◆ **EXERCISE DESCRIPTION**:
Count each line in which the word "marker" appears. Reply with the total and nothing more.

◆ **EXTRACTED INFORMATION**:
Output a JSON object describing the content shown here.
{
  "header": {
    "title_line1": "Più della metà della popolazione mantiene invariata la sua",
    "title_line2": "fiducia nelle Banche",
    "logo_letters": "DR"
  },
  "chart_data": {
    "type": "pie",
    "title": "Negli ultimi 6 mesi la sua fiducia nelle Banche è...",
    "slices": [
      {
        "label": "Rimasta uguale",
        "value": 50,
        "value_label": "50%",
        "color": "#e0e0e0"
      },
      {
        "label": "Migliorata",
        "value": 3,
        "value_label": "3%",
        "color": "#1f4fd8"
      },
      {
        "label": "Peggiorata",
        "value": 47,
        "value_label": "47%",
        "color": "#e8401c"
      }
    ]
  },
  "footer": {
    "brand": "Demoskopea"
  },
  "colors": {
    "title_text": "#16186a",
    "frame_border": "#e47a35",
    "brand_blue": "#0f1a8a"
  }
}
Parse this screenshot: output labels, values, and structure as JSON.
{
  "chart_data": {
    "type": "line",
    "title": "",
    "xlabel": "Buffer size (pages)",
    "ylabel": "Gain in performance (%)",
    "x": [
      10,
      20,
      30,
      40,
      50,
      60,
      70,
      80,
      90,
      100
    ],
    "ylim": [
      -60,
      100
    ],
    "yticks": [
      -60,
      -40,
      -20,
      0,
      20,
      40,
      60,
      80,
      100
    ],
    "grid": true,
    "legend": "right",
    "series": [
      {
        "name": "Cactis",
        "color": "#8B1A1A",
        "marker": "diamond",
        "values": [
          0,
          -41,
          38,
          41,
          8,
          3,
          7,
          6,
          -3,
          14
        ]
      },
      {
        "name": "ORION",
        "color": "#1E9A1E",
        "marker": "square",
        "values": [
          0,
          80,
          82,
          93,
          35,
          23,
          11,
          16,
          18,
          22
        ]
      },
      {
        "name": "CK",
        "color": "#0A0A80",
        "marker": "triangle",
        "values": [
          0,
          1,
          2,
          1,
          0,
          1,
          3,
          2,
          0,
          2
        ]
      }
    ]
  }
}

◆ **OUTPUT FOR THIS EXERCISE**:
3